> **Given instruction**: Write out all the entries word for word, but skip any images.

> **Entries shown**:
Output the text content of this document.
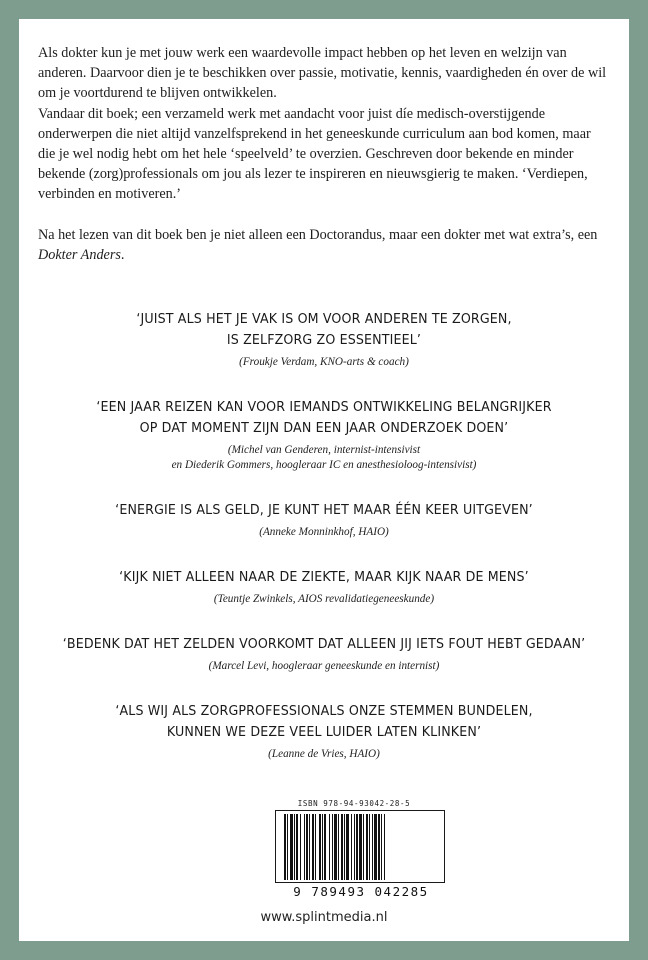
Als dokter kun je met jouw werk een waardevolle impact hebben op het leven en welzijn van anderen. Daarvoor dien je te beschikken over passie, motivatie, kennis, vaardigheden én over de wil om je voortdurend te blijven ontwikkelen.

Vandaar dit boek; een verzameld werk met aandacht voor juist díe medisch-overstijgende onderwerpen die niet altijd vanzelfsprekend in het geneeskunde curriculum aan bod komen, maar die je wel nodig hebt om het hele ‘speelveld’ te overzien. Geschreven door bekende en minder bekende (zorg)professionals om jou als lezer te inspireren en nieuwsgierig te maken. ‘Verdiepen, verbinden en motiveren.’

Na het lezen van dit boek ben je niet alleen een Doctorandus, maar een dokter met wat extra’s, een Dokter Anders.

‘JUIST ALS HET JE VAK IS OM VOOR ANDEREN TE ZORGEN,
IS ZELFZORG ZO ESSENTIEEL’
(Froukje Verdam, KNO-arts & coach)
‘EEN JAAR REIZEN KAN VOOR IEMANDS ONTWIKKELING BELANGRIJKER
OP DAT MOMENT ZIJN DAN EEN JAAR ONDERZOEK DOEN’
(Michel van Genderen, internist-intensivist
en Diederik Gommers, hoogleraar IC en anesthesioloog-intensivist)
‘ENERGIE IS ALS GELD, JE KUNT HET MAAR ÉÉN KEER UITGEVEN’
(Anneke Monninkhof, HAIO)
‘KIJK NIET ALLEEN NAAR DE ZIEKTE, MAAR KIJK NAAR DE MENS’
(Teuntje Zwinkels, AIOS revalidatiegeneeskunde)
‘BEDENK DAT HET ZELDEN VOORKOMT DAT ALLEEN JIJ IETS FOUT HEBT GEDAAN’
(Marcel Levi, hoogleraar geneeskunde en internist)
‘ALS WIJ ALS ZORGPROFESSIONALS ONZE STEMMEN BUNDELEN,
KUNNEN WE DEZE VEEL LUIDER LATEN KLINKEN’
(Leanne de Vries, HAIO)
ISBN 978-94-93042-28-5
9 789493 042285
www.splintmedia.nl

> **Solution below**:
Output the text content of this document.
Als dokter kun je met jouw werk een waardevolle impact hebben op het leven en welzijn van anderen. Daarvoor dien je te beschikken over passie, motivatie, kennis, vaardigheden én over de wil om je voortdurend te blijven ontwikkelen.

Vandaar dit boek; een verzameld werk met aandacht voor juist díe medisch-overstijgende onderwerpen die niet altijd vanzelfsprekend in het geneeskunde curriculum aan bod komen, maar die je wel nodig hebt om het hele ‘speelveld’ te overzien. Geschreven door bekende en minder bekende (zorg)professionals om jou als lezer te inspireren en nieuwsgierig te maken. ‘Verdiepen, verbinden en motiveren.’

Na het lezen van dit boek ben je niet alleen een Doctorandus, maar een dokter met wat extra’s, een Dokter Anders.

‘JUIST ALS HET JE VAK IS OM VOOR ANDEREN TE ZORGEN,
IS ZELFZORG ZO ESSENTIEEL’
(Froukje Verdam, KNO-arts & coach)
‘EEN JAAR REIZEN KAN VOOR IEMANDS ONTWIKKELING BELANGRIJKER
OP DAT MOMENT ZIJN DAN EEN JAAR ONDERZOEK DOEN’
(Michel van Genderen, internist-intensivist
en Diederik Gommers, hoogleraar IC en anesthesioloog-intensivist)
‘ENERGIE IS ALS GELD, JE KUNT HET MAAR ÉÉN KEER UITGEVEN’
(Anneke Monninkhof, HAIO)
‘KIJK NIET ALLEEN NAAR DE ZIEKTE, MAAR KIJK NAAR DE MENS’
(Teuntje Zwinkels, AIOS revalidatiegeneeskunde)
‘BEDENK DAT HET ZELDEN VOORKOMT DAT ALLEEN JIJ IETS FOUT HEBT GEDAAN’
(Marcel Levi, hoogleraar geneeskunde en internist)
‘ALS WIJ ALS ZORGPROFESSIONALS ONZE STEMMEN BUNDELEN,
KUNNEN WE DEZE VEEL LUIDER LATEN KLINKEN’
(Leanne de Vries, HAIO)
ISBN 978-94-93042-28-5
9 789493 042285
www.splintmedia.nl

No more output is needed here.